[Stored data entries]
-- Start --

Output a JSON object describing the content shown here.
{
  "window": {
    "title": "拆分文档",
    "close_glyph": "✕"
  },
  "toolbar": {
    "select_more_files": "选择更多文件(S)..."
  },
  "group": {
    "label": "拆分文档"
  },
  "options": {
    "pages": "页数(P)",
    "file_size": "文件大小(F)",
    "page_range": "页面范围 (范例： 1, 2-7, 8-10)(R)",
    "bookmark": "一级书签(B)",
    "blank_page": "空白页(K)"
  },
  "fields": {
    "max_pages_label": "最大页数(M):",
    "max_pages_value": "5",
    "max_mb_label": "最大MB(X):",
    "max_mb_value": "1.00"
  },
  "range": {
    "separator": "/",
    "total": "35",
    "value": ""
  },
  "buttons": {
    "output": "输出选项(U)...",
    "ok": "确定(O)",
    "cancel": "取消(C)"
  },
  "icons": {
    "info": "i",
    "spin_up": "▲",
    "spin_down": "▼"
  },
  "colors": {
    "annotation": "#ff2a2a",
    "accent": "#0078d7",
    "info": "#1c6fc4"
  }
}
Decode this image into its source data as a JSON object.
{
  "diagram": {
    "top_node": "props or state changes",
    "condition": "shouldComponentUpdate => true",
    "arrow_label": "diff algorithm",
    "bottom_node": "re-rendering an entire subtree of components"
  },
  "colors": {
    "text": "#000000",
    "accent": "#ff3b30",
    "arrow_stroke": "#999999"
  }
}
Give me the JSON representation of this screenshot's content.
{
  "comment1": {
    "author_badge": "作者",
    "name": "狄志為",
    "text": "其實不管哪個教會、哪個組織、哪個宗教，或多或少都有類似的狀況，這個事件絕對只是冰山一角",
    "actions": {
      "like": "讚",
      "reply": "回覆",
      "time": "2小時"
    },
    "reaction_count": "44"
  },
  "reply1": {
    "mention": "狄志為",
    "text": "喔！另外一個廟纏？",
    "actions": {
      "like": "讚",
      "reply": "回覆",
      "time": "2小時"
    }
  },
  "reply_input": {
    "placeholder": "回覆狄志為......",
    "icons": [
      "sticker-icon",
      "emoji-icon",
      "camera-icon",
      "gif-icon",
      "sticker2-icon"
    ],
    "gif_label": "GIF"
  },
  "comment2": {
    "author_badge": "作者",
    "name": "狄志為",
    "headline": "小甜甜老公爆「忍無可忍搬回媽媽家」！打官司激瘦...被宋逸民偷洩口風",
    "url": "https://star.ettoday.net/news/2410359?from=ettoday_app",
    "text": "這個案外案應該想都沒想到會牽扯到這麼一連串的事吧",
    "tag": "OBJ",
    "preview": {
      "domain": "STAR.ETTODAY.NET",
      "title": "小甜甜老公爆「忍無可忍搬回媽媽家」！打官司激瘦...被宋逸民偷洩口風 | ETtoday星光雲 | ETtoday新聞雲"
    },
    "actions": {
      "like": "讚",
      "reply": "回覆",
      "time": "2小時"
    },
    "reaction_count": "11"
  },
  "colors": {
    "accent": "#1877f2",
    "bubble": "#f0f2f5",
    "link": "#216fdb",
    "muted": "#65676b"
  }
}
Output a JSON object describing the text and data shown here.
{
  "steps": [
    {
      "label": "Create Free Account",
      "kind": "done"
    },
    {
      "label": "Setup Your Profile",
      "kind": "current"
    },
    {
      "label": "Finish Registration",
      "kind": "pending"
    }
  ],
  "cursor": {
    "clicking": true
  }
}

-- End --

- Instructions for the task -
Extract, exactly as they appear, the lines from the one containing "Decode this image" through the final line.

- Result of this task -
Decode this image into its source data as a JSON object.
{
  "diagram": {
    "top_node": "props or state changes",
    "condition": "shouldComponentUpdate => true",
    "arrow_label": "diff algorithm",
    "bottom_node": "re-rendering an entire subtree of components"
  },
  "colors": {
    "text": "#000000",
    "accent": "#ff3b30",
    "arrow_stroke": "#999999"
  }
}
Give me the JSON representation of this screenshot's content.
{
  "comment1": {
    "author_badge": "作者",
    "name": "狄志為",
    "text": "其實不管哪個教會、哪個組織、哪個宗教，或多或少都有類似的狀況，這個事件絕對只是冰山一角",
    "actions": {
      "like": "讚",
      "reply": "回覆",
      "time": "2小時"
    },
    "reaction_count": "44"
  },
  "reply1": {
    "mention": "狄志為",
    "text": "喔！另外一個廟纏？",
    "actions": {
      "like": "讚",
      "reply": "回覆",
      "time": "2小時"
    }
  },
  "reply_input": {
    "placeholder": "回覆狄志為......",
    "icons": [
      "sticker-icon",
      "emoji-icon",
      "camera-icon",
      "gif-icon",
      "sticker2-icon"
    ],
    "gif_label": "GIF"
  },
  "comment2": {
    "author_badge": "作者",
    "name": "狄志為",
    "headline": "小甜甜老公爆「忍無可忍搬回媽媽家」！打官司激瘦...被宋逸民偷洩口風",
    "url": "https://star.ettoday.net/news/2410359?from=ettoday_app",
    "text": "這個案外案應該想都沒想到會牽扯到這麼一連串的事吧",
    "tag": "OBJ",
    "preview": {
      "domain": "STAR.ETTODAY.NET",
      "title": "小甜甜老公爆「忍無可忍搬回媽媽家」！打官司激瘦...被宋逸民偷洩口風 | ETtoday星光雲 | ETtoday新聞雲"
    },
    "actions": {
      "like": "讚",
      "reply": "回覆",
      "time": "2小時"
    },
    "reaction_count": "11"
  },
  "colors": {
    "accent": "#1877f2",
    "bubble": "#f0f2f5",
    "link": "#216fdb",
    "muted": "#65676b"
  }
}
Output a JSON object describing the text and data shown here.
{
  "steps": [
    {
      "label": "Create Free Account",
      "kind": "done"
    },
    {
      "label": "Setup Your Profile",
      "kind": "current"
    },
    {
      "label": "Finish Registration",
      "kind": "pending"
    }
  ],
  "cursor": {
    "clicking": true
  }
}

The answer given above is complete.